What is asked:
Print all entries precisely as they are written.

Input data:
■ ■ ■

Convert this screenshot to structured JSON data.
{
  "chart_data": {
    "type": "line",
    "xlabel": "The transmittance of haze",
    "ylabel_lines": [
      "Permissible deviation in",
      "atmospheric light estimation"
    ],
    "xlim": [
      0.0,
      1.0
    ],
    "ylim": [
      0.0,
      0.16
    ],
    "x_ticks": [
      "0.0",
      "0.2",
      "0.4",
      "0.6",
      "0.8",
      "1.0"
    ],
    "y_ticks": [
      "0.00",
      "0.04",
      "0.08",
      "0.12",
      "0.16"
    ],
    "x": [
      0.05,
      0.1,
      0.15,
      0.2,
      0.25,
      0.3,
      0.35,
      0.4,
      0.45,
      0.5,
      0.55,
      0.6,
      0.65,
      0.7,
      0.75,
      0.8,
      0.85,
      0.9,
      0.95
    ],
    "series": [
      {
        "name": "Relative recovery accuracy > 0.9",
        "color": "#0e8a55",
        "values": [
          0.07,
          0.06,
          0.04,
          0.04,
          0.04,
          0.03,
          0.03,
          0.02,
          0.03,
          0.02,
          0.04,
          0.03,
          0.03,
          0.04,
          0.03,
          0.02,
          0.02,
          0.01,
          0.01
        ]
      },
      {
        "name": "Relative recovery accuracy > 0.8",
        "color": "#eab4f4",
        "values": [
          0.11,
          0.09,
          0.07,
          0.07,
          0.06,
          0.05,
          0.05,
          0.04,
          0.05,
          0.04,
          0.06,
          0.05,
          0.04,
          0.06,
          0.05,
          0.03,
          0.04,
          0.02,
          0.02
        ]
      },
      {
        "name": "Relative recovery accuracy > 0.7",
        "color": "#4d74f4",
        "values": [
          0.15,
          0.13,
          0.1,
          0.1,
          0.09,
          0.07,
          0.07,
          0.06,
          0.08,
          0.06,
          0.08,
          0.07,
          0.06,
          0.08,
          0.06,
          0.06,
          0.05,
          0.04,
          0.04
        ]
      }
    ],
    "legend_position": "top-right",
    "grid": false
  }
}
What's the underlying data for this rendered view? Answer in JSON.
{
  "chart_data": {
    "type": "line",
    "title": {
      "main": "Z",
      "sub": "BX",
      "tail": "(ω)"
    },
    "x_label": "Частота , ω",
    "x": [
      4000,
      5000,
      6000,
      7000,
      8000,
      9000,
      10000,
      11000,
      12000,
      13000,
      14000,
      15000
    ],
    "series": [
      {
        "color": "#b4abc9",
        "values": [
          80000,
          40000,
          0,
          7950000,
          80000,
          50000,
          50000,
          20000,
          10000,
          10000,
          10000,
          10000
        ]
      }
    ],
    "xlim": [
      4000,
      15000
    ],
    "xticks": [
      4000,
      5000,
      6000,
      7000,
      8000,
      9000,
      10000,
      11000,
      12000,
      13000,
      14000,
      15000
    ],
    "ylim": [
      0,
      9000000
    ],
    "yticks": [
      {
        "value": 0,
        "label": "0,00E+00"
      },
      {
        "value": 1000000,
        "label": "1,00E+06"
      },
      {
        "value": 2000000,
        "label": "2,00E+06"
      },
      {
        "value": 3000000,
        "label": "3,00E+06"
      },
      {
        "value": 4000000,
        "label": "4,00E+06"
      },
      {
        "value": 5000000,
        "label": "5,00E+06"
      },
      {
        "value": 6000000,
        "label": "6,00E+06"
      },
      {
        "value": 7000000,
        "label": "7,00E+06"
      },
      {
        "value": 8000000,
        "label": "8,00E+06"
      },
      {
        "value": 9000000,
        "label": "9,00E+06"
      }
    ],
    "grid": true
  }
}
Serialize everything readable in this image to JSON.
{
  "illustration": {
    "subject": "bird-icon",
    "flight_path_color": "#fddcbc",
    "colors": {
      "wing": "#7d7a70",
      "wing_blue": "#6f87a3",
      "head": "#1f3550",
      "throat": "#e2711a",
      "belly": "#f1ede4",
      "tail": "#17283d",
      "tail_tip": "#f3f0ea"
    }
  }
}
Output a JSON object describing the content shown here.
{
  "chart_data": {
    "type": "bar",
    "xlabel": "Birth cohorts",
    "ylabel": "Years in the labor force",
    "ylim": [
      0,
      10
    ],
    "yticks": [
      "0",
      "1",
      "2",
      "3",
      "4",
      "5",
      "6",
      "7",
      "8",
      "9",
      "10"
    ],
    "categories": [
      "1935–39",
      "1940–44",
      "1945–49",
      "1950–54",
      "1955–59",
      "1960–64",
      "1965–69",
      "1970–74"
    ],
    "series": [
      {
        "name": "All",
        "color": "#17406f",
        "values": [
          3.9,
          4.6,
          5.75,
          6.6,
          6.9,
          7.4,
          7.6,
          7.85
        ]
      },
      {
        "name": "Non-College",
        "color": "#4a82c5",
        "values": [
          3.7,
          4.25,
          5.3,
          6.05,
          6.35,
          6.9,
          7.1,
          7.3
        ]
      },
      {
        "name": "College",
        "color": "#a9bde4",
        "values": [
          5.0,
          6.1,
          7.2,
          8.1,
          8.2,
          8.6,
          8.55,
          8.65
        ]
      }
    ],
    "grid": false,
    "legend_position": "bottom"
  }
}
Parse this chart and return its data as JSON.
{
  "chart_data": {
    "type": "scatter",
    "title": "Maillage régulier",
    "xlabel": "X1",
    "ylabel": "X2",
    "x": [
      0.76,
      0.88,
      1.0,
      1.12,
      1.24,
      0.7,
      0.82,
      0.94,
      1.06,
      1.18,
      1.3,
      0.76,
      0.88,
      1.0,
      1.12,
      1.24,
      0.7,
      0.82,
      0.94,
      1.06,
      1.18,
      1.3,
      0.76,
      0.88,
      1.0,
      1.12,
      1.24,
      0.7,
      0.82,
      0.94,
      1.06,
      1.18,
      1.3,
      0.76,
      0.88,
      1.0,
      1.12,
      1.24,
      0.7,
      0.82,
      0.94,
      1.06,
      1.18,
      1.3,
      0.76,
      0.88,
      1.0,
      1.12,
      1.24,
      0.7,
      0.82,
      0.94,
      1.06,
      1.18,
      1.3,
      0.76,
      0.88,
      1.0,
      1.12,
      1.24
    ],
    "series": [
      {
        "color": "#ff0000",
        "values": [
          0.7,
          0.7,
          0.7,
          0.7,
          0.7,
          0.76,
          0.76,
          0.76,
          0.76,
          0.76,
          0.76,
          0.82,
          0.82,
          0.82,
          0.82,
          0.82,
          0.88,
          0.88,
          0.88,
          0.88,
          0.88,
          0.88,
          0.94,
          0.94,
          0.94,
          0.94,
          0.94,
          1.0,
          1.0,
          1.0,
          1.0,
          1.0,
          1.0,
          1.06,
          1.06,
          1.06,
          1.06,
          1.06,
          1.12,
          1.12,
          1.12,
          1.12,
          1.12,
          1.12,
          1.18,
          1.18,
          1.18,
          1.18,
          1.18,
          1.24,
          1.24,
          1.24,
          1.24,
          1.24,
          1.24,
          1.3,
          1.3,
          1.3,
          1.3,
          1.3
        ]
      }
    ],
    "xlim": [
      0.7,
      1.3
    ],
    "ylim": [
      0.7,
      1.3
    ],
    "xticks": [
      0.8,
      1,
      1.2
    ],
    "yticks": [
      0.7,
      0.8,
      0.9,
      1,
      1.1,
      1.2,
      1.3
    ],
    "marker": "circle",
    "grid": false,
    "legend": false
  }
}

■ ■ ■

Answer for the task:
Convert this screenshot to structured JSON data.
{
  "chart_data": {
    "type": "line",
    "xlabel": "The transmittance of haze",
    "ylabel_lines": [
      "Permissible deviation in",
      "atmospheric light estimation"
    ],
    "xlim": [
      0.0,
      1.0
    ],
    "ylim": [
      0.0,
      0.16
    ],
    "x_ticks": [
      "0.0",
      "0.2",
      "0.4",
      "0.6",
      "0.8",
      "1.0"
    ],
    "y_ticks": [
      "0.00",
      "0.04",
      "0.08",
      "0.12",
      "0.16"
    ],
    "x": [
      0.05,
      0.1,
      0.15,
      0.2,
      0.25,
      0.3,
      0.35,
      0.4,
      0.45,
      0.5,
      0.55,
      0.6,
      0.65,
      0.7,
      0.75,
      0.8,
      0.85,
      0.9,
      0.95
    ],
    "series": [
      {
        "name": "Relative recovery accuracy > 0.9",
        "color": "#0e8a55",
        "values": [
          0.07,
          0.06,
          0.04,
          0.04,
          0.04,
          0.03,
          0.03,
          0.02,
          0.03,
          0.02,
          0.04,
          0.03,
          0.03,
          0.04,
          0.03,
          0.02,
          0.02,
          0.01,
          0.01
        ]
      },
      {
        "name": "Relative recovery accuracy > 0.8",
        "color": "#eab4f4",
        "values": [
          0.11,
          0.09,
          0.07,
          0.07,
          0.06,
          0.05,
          0.05,
          0.04,
          0.05,
          0.04,
          0.06,
          0.05,
          0.04,
          0.06,
          0.05,
          0.03,
          0.04,
          0.02,
          0.02
        ]
      },
      {
        "name": "Relative recovery accuracy > 0.7",
        "color": "#4d74f4",
        "values": [
          0.15,
          0.13,
          0.1,
          0.1,
          0.09,
          0.07,
          0.07,
          0.06,
          0.08,
          0.06,
          0.08,
          0.07,
          0.06,
          0.08,
          0.06,
          0.06,
          0.05,
          0.04,
          0.04
        ]
      }
    ],
    "legend_position": "top-right",
    "grid": false
  }
}
What's the underlying data for this rendered view? Answer in JSON.
{
  "chart_data": {
    "type": "line",
    "title": {
      "main": "Z",
      "sub": "BX",
      "tail": "(ω)"
    },
    "x_label": "Частота , ω",
    "x": [
      4000,
      5000,
      6000,
      7000,
      8000,
      9000,
      10000,
      11000,
      12000,
      13000,
      14000,
      15000
    ],
    "series": [
      {
        "color": "#b4abc9",
        "values": [
          80000,
          40000,
          0,
          7950000,
          80000,
          50000,
          50000,
          20000,
          10000,
          10000,
          10000,
          10000
        ]
      }
    ],
    "xlim": [
      4000,
      15000
    ],
    "xticks": [
      4000,
      5000,
      6000,
      7000,
      8000,
      9000,
      10000,
      11000,
      12000,
      13000,
      14000,
      15000
    ],
    "ylim": [
      0,
      9000000
    ],
    "yticks": [
      {
        "value": 0,
        "label": "0,00E+00"
      },
      {
        "value": 1000000,
        "label": "1,00E+06"
      },
      {
        "value": 2000000,
        "label": "2,00E+06"
      },
      {
        "value": 3000000,
        "label": "3,00E+06"
      },
      {
        "value": 4000000,
        "label": "4,00E+06"
      },
      {
        "value": 5000000,
        "label": "5,00E+06"
      },
      {
        "value": 6000000,
        "label": "6,00E+06"
      },
      {
        "value": 7000000,
        "label": "7,00E+06"
      },
      {
        "value": 8000000,
        "label": "8,00E+06"
      },
      {
        "value": 9000000,
        "label": "9,00E+06"
      }
    ],
    "grid": true
  }
}
Serialize everything readable in this image to JSON.
{
  "illustration": {
    "subject": "bird-icon",
    "flight_path_color": "#fddcbc",
    "colors": {
      "wing": "#7d7a70",
      "wing_blue": "#6f87a3",
      "head": "#1f3550",
      "throat": "#e2711a",
      "belly": "#f1ede4",
      "tail": "#17283d",
      "tail_tip": "#f3f0ea"
    }
  }
}
Output a JSON object describing the content shown here.
{
  "chart_data": {
    "type": "bar",
    "xlabel": "Birth cohorts",
    "ylabel": "Years in the labor force",
    "ylim": [
      0,
      10
    ],
    "yticks": [
      "0",
      "1",
      "2",
      "3",
      "4",
      "5",
      "6",
      "7",
      "8",
      "9",
      "10"
    ],
    "categories": [
      "1935–39",
      "1940–44",
      "1945–49",
      "1950–54",
      "1955–59",
      "1960–64",
      "1965–69",
      "1970–74"
    ],
    "series": [
      {
        "name": "All",
        "color": "#17406f",
        "values": [
          3.9,
          4.6,
          5.75,
          6.6,
          6.9,
          7.4,
          7.6,
          7.85
        ]
      },
      {
        "name": "Non-College",
        "color": "#4a82c5",
        "values": [
          3.7,
          4.25,
          5.3,
          6.05,
          6.35,
          6.9,
          7.1,
          7.3
        ]
      },
      {
        "name": "College",
        "color": "#a9bde4",
        "values": [
          5.0,
          6.1,
          7.2,
          8.1,
          8.2,
          8.6,
          8.55,
          8.65
        ]
      }
    ],
    "grid": false,
    "legend_position": "bottom"
  }
}
Parse this chart and return its data as JSON.
{
  "chart_data": {
    "type": "scatter",
    "title": "Maillage régulier",
    "xlabel": "X1",
    "ylabel": "X2",
    "x": [
      0.76,
      0.88,
      1.0,
      1.12,
      1.24,
      0.7,
      0.82,
      0.94,
      1.06,
      1.18,
      1.3,
      0.76,
      0.88,
      1.0,
      1.12,
      1.24,
      0.7,
      0.82,
      0.94,
      1.06,
      1.18,
      1.3,
      0.76,
      0.88,
      1.0,
      1.12,
      1.24,
      0.7,
      0.82,
      0.94,
      1.06,
      1.18,
      1.3,
      0.76,
      0.88,
      1.0,
      1.12,
      1.24,
      0.7,
      0.82,
      0.94,
      1.06,
      1.18,
      1.3,
      0.76,
      0.88,
      1.0,
      1.12,
      1.24,
      0.7,
      0.82,
      0.94,
      1.06,
      1.18,
      1.3,
      0.76,
      0.88,
      1.0,
      1.12,
      1.24
    ],
    "series": [
      {
        "color": "#ff0000",
        "values": [
          0.7,
          0.7,
          0.7,
          0.7,
          0.7,
          0.76,
          0.76,
          0.76,
          0.76,
          0.76,
          0.76,
          0.82,
          0.82,
          0.82,
          0.82,
          0.82,
          0.88,
          0.88,
          0.88,
          0.88,
          0.88,
          0.88,
          0.94,
          0.94,
          0.94,
          0.94,
          0.94,
          1.0,
          1.0,
          1.0,
          1.0,
          1.0,
          1.0,
          1.06,
          1.06,
          1.06,
          1.06,
          1.06,
          1.12,
          1.12,
          1.12,
          1.12,
          1.12,
          1.12,
          1.18,
          1.18,
          1.18,
          1.18,
          1.18,
          1.24,
          1.24,
          1.24,
          1.24,
          1.24,
          1.24,
          1.3,
          1.3,
          1.3,
          1.3,
          1.3
        ]
      }
    ],
    "xlim": [
      0.7,
      1.3
    ],
    "ylim": [
      0.7,
      1.3
    ],
    "xticks": [
      0.8,
      1,
      1.2
    ],
    "yticks": [
      0.7,
      0.8,
      0.9,
      1,
      1.1,
      1.2,
      1.3
    ],
    "marker": "circle",
    "grid": false,
    "legend": false
  }
}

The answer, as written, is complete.